>> Begin Provided data
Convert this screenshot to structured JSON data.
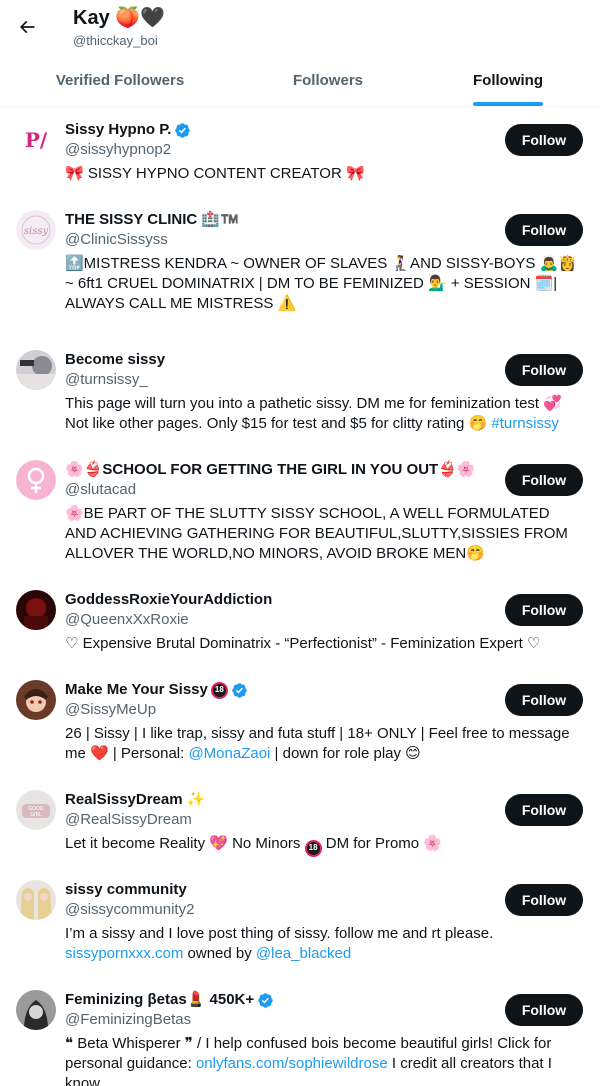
{
  "header": {
    "name": "Kay 🍑🖤",
    "handle": "@thicckay_boi"
  },
  "tabs": [
    {
      "label": "Verified Followers",
      "active": false
    },
    {
      "label": "Followers",
      "active": false
    },
    {
      "label": "Following",
      "active": true
    }
  ],
  "colors": {
    "accent": "#1d9bf0",
    "follow_button": "#0f1419",
    "secondary_text": "#536471"
  },
  "users": [
    {
      "name": "Sissy Hypno P.",
      "verified": true,
      "handle": "@sissyhypnop2",
      "button": "Follow",
      "avatar": "pink-logo",
      "bio": [
        {
          "t": "🎀 SISSY HYPNO CONTENT CREATOR 🎀"
        }
      ]
    },
    {
      "name": "THE SISSY CLINIC 🏥™️",
      "verified": false,
      "handle": "@ClinicSissyss",
      "button": "Follow",
      "avatar": "clinic-logo",
      "bio": [
        {
          "t": "🔝MISTRESS KENDRA ~ OWNER OF SLAVES 🧎‍♀️AND SISSY-BOYS 🙇‍♂️👸 ~ 6ft1 CRUEL DOMINATRIX | DM TO BE FEMINIZED 💁‍♂️ + SESSION 🗓️| ALWAYS CALL ME MISTRESS ⚠️"
        }
      ]
    },
    {
      "name": "Become sissy",
      "verified": false,
      "handle": "@turnsissy_",
      "button": "Follow",
      "avatar": "photo",
      "bio": [
        {
          "t": "This page will turn you into a pathetic sissy. DM me for feminization test 💞 Not like other pages. Only $15 for test and $5 for clitty rating 🤭 "
        },
        {
          "t": "#turnsissy",
          "link": true
        }
      ]
    },
    {
      "name": "🌸👙SCHOOL FOR GETTING THE GIRL IN YOU OUT👙🌸",
      "verified": false,
      "handle": "@slutacad",
      "button": "Follow",
      "avatar": "female-symbol",
      "bio": [
        {
          "t": "🌸BE PART OF THE SLUTTY SISSY SCHOOL, A WELL FORMULATED AND ACHIEVING GATHERING FOR BEAUTIFUL,SLUTTY,SISSIES FROM ALLOVER THE WORLD,NO MINORS, AVOID BROKE MEN🤭"
        }
      ]
    },
    {
      "name": "GoddessRoxieYourAddiction",
      "verified": false,
      "handle": "@QueenxXxRoxie",
      "button": "Follow",
      "avatar": "dark-red",
      "bio": [
        {
          "t": "♡ Expensive Brutal Dominatrix - “Perfectionist” - Feminization Expert ♡"
        }
      ]
    },
    {
      "name": "Make Me Your Sissy",
      "verified": true,
      "r18": true,
      "handle": "@SissyMeUp",
      "button": "Follow",
      "avatar": "anime",
      "bio": [
        {
          "t": "26 | Sissy | I like trap, sissy and futa stuff | 18+ ONLY | Feel free to message me ❤️ | Personal: "
        },
        {
          "t": "@MonaZaoi",
          "link": true
        },
        {
          "t": " | down for role play 😊"
        }
      ]
    },
    {
      "name": "RealSissyDream ✨",
      "verified": false,
      "handle": "@RealSissyDream",
      "button": "Follow",
      "avatar": "good-girl",
      "bio": [
        {
          "t": "Let it become Reality 💖 No Minors "
        },
        {
          "r18": true
        },
        {
          "t": " DM for Promo 🌸"
        }
      ]
    },
    {
      "name": "sissy community",
      "verified": false,
      "handle": "@sissycommunity2",
      "button": "Follow",
      "avatar": "blonde",
      "bio": [
        {
          "t": "I’m a sissy and I love post thing of sissy. follow me and rt please. "
        },
        {
          "t": "sissypornxxx.com",
          "link": true
        },
        {
          "t": " owned by "
        },
        {
          "t": "@lea_blacked",
          "link": true
        }
      ]
    },
    {
      "name": "Feminizing βetas💄 450K+",
      "verified": true,
      "handle": "@FeminizingBetas",
      "button": "Follow",
      "avatar": "gray-portrait",
      "bio": [
        {
          "t": "❝ Beta Whisperer ❞ / I help confused bois become beautiful girls! Click for personal guidance: "
        },
        {
          "t": "onlyfans.com/sophiewildrose",
          "link": true
        },
        {
          "t": " I credit all creators that I know."
        }
      ]
    }
  ]
}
>> End Provided data
▶ **Given exercise**
Scan the listing above. Collect all lines with the word "RealSissyDream".

▶ **Full response**
      "name": "RealSissyDream ✨",
      "handle": "@RealSissyDream",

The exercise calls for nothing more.